Task objective: Put every line of the material below into a Markdown table with the columns Row and Line, numbering the rows in order and skipping blank lines. Leave the pictures out.

● ● ● ●

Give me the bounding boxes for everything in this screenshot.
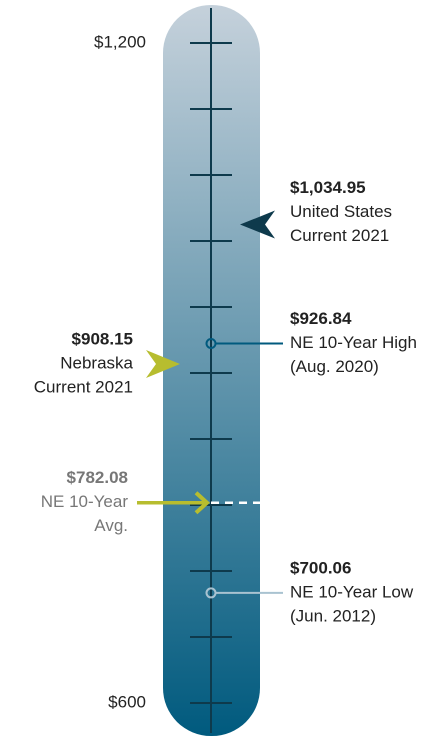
arrow-head bbox=[194, 491, 210, 515]
marker-label: Current 2021 bbox=[34, 378, 133, 397]
marker-label: (Aug. 2020) bbox=[290, 357, 379, 376]
marker-label: NE 10-Year bbox=[41, 492, 129, 511]
chevron-marker bbox=[240, 210, 275, 239]
value-label: $782.08 bbox=[67, 468, 128, 487]
value-label: $1,034.95 bbox=[290, 178, 366, 197]
marker-label: (Jun. 2012) bbox=[290, 606, 376, 625]
value-label: $908.15 bbox=[72, 330, 133, 349]
dot-marker bbox=[205, 337, 217, 349]
marker-label: United States bbox=[290, 202, 392, 221]
y-tick-label: $1,200 bbox=[94, 32, 146, 51]
marker-label: Nebraska bbox=[60, 354, 133, 373]
value-label: $700.06 bbox=[290, 558, 351, 577]
marker-label: Avg. bbox=[94, 516, 128, 535]
marker-label: NE 10-Year High bbox=[290, 333, 417, 352]
chevron-marker bbox=[146, 350, 180, 379]
value-label: $926.84 bbox=[290, 309, 352, 328]
dot-marker bbox=[205, 587, 217, 599]
marker-label: NE 10-Year Low bbox=[290, 582, 414, 601]
marker-label: Current 2021 bbox=[290, 226, 389, 245]
y-tick-label: $600 bbox=[108, 692, 146, 711]
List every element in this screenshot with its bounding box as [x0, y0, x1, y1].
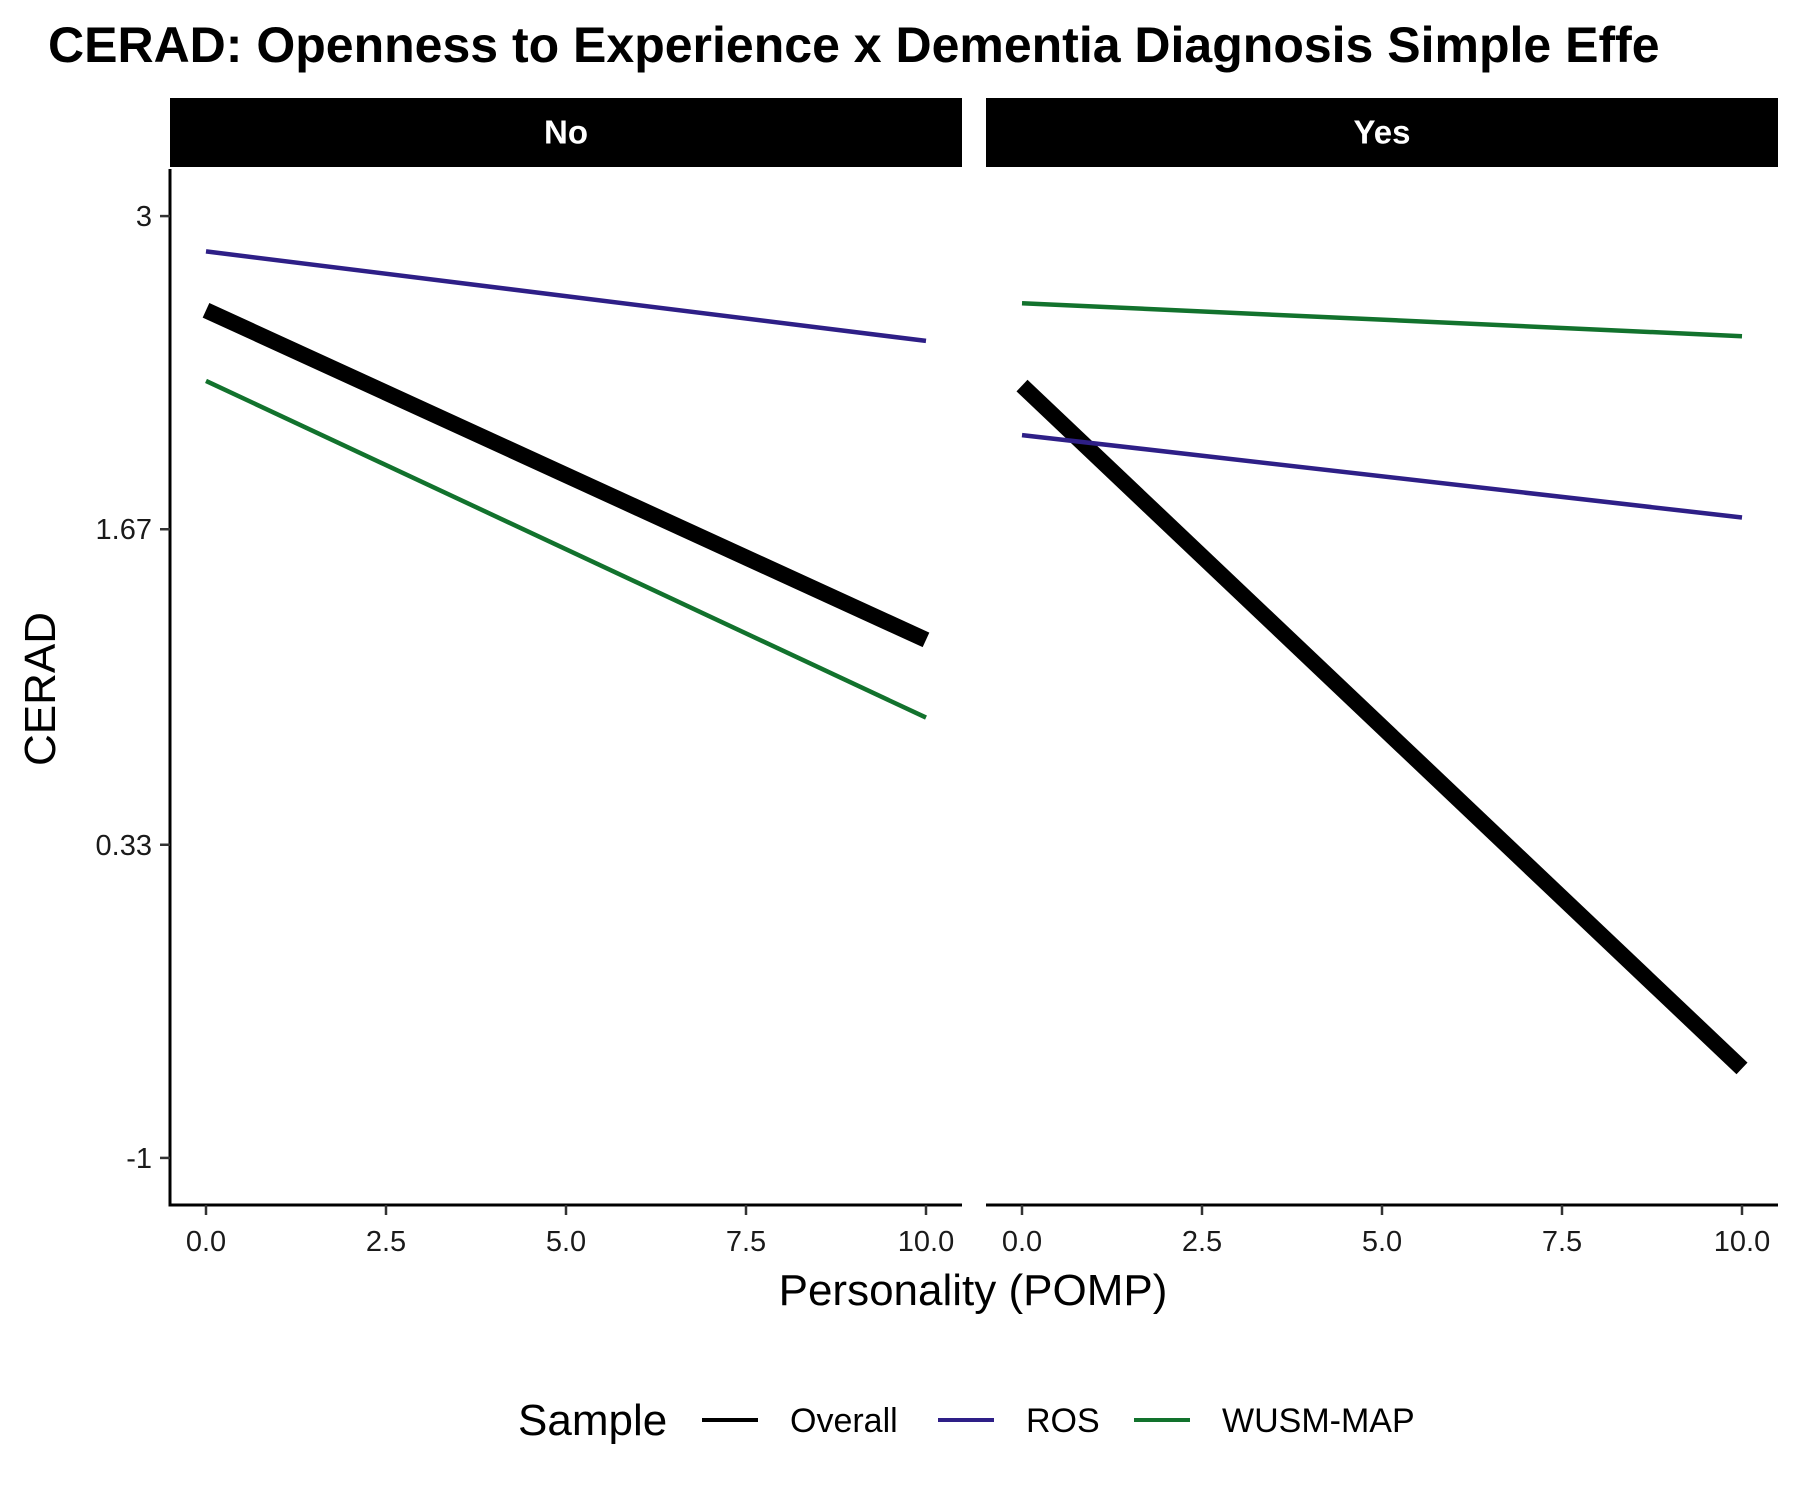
- x-tick-label: 0.0: [1002, 1226, 1042, 1258]
- x-tick-label: 5.0: [546, 1226, 586, 1258]
- facet-panels: No 0.0 2.5 5.0 7.5 10.0 3 1.67 0.33 -1 Yes 0.0 2.5 5.…: [96, 98, 1778, 1258]
- panel-no: No 0.0 2.5 5.0 7.5 10.0 3 1.67 0.33 -1: [96, 98, 962, 1258]
- chart-title: CERAD: Openness to Experience x Dementia…: [48, 17, 1660, 73]
- y-tick-label: 0.33: [96, 830, 152, 862]
- x-axis-title: Personality (POMP): [779, 1266, 1168, 1315]
- legend-label-wusm-map: WUSM-MAP: [1222, 1402, 1415, 1440]
- series-line-ros: [1021, 432, 1743, 520]
- x-tick-label: 0.0: [186, 1226, 226, 1258]
- legend-title: Sample: [518, 1396, 667, 1445]
- legend-label-overall: Overall: [790, 1402, 898, 1440]
- series-line-ros: [205, 249, 927, 344]
- y-axis-title: CERAD: [16, 612, 65, 766]
- facet-strip-label: No: [544, 114, 588, 151]
- x-tick-label: 10.0: [898, 1226, 954, 1258]
- x-tick-label: 2.5: [366, 1226, 406, 1258]
- x-tick-label: 2.5: [1182, 1226, 1222, 1258]
- x-tick-label: 7.5: [726, 1226, 766, 1258]
- legend: Sample Overall ROS WUSM-MAP: [518, 1396, 1415, 1445]
- x-tick-label: 7.5: [1542, 1226, 1582, 1258]
- series-line-wusm-map: [205, 378, 927, 720]
- panel-yes: Yes 0.0 2.5 5.0 7.5 10.0: [986, 98, 1778, 1258]
- y-tick-label: -1: [126, 1143, 152, 1175]
- legend-label-ros: ROS: [1026, 1402, 1100, 1440]
- facet-strip: [986, 98, 1778, 167]
- series-line-overall: [1016, 379, 1748, 1075]
- facet-strip-label: Yes: [1354, 114, 1411, 151]
- series-line-wusm-map: [1021, 300, 1743, 339]
- y-tick-label: 3: [136, 201, 152, 233]
- y-tick-label: 1.67: [96, 514, 152, 546]
- x-tick-label: 5.0: [1362, 1226, 1402, 1258]
- series-line-overall: [202, 303, 930, 648]
- facet-strip: [170, 98, 962, 167]
- x-tick-label: 10.0: [1714, 1226, 1770, 1258]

● ● ● ●

Worked answer:
| Row | Line |
|---|---|
| 1 | Give me the bounding boxes for everything in this screenshot. |
| 2 | arrow-head bbox=[194, 491, 210, 515] |
| 3 | marker-label: Current 2021 bbox=[34, 378, 133, 397] |
| 4 | marker-label: (Aug. 2020) bbox=[290, 357, 379, 376] |
| 5 | marker-label: NE 10-Year bbox=[41, 492, 129, 511] |
| 6 | chevron-marker bbox=[240, 210, 275, 239] |
| 7 | value-label: $782.08 bbox=[67, 468, 128, 487] |
| 8 | value-label: $1,034.95 bbox=[290, 178, 366, 197] |
| 9 | marker-label: (Jun. 2012) bbox=[290, 606, 376, 625] |
| 10 | value-label: $908.15 bbox=[72, 330, 133, 349] |
| 11 | dot-marker bbox=[205, 337, 217, 349] |
| 12 | marker-label: United States bbox=[290, 202, 392, 221] |
| 13 | y-tick-label: $1,200 bbox=[94, 32, 146, 51] |
| 14 | marker-label: Nebraska bbox=[60, 354, 133, 373] |
| 15 | value-label: $700.06 bbox=[290, 558, 351, 577] |
| 16 | marker-label: Avg. bbox=[94, 516, 128, 535] |
| 17 | marker-label: NE 10-Year High bbox=[290, 333, 417, 352] |
| 18 | chevron-marker bbox=[146, 350, 180, 379] |
| 19 | value-label: $926.84 bbox=[290, 309, 352, 328] |
| 20 | dot-marker bbox=[205, 587, 217, 599] |
| 21 | marker-label: NE 10-Year Low bbox=[290, 582, 414, 601] |
| 22 | marker-label: Current 2021 bbox=[290, 226, 389, 245] |
| 23 | y-tick-label: $600 bbox=[108, 692, 146, 711] |
| 24 | List every element in this screenshot with its bounding box as [x0, y0, x1, y1]. |
| 25 | - x-tick-label: 0.0: [1002, 1226, 1042, 1258] |
| 26 | - x-tick-label: 5.0: [546, 1226, 586, 1258] |
| 27 | - facet-panels: No 0.0 2.5 5.0 7.5 10.0 3 1.67 0.33 -1 Yes 0.0 2.5 5.…: [96, 98, 1778, 1258] |
| 28 | - panel-no: No 0.0 2.5 5.0 7.5 10.0 3 1.67 0.33 -1: [96, 98, 962, 1258] |
| 29 | - chart-title: CERAD: Openness to Experience x Dementia…: [48, 17, 1660, 73] |
| 30 | - y-tick-label: 0.33: [96, 830, 152, 862] |
| 31 | - x-axis-title: Personality (POMP): [779, 1266, 1168, 1315] |
| 32 | - legend-label-wusm-map: WUSM-MAP: [1222, 1402, 1415, 1440] |
| 33 | - series-line-ros: [1021, 432, 1743, 520] |
| 34 | - x-tick-label: 0.0: [186, 1226, 226, 1258] |
| 35 | - legend-title: Sample: [518, 1396, 667, 1445] |
| 36 | - legend-label-overall: Overall: [790, 1402, 898, 1440] |
| 37 | - series-line-ros: [205, 249, 927, 344] |
| 38 | - y-axis-title: CERAD: [16, 612, 65, 766] |
| 39 | - facet-strip-label: No: [544, 114, 588, 151] |
| 40 | - x-tick-label: 10.0: [898, 1226, 954, 1258] |
| 41 | - x-tick-label: 2.5: [366, 1226, 406, 1258] |
| 42 | - x-tick-label: 2.5: [1182, 1226, 1222, 1258] |
| 43 | - x-tick-label: 7.5: [726, 1226, 766, 1258] |
| 44 | - legend: Sample Overall ROS WUSM-MAP: [518, 1396, 1415, 1445] |
| 45 | - x-tick-label: 7.5: [1542, 1226, 1582, 1258] |
| 46 | - series-line-wusm-map: [205, 378, 927, 720] |
| 47 | - panel-yes: Yes 0.0 2.5 5.0 7.5 10.0: [986, 98, 1778, 1258] |
| 48 | - y-tick-label: -1: [126, 1143, 152, 1175] |
| 49 | - legend-label-ros: ROS: [1026, 1402, 1100, 1440] |
| 50 | - facet-strip: [986, 98, 1778, 167] |
| 51 | - series-line-overall: [1016, 379, 1748, 1075] |
| 52 | - facet-strip-label: Yes: [1354, 114, 1411, 151] |
| 53 | - series-line-wusm-map: [1021, 300, 1743, 339] |
| 54 | - y-tick-label: 3: [136, 201, 152, 233] |
| 55 | - y-tick-label: 1.67: [96, 514, 152, 546] |
| 56 | - x-tick-label: 5.0: [1362, 1226, 1402, 1258] |
| 57 | - series-line-overall: [202, 303, 930, 648] |
| 58 | - facet-strip: [170, 98, 962, 167] |
| 59 | - x-tick-label: 10.0: [1714, 1226, 1770, 1258] |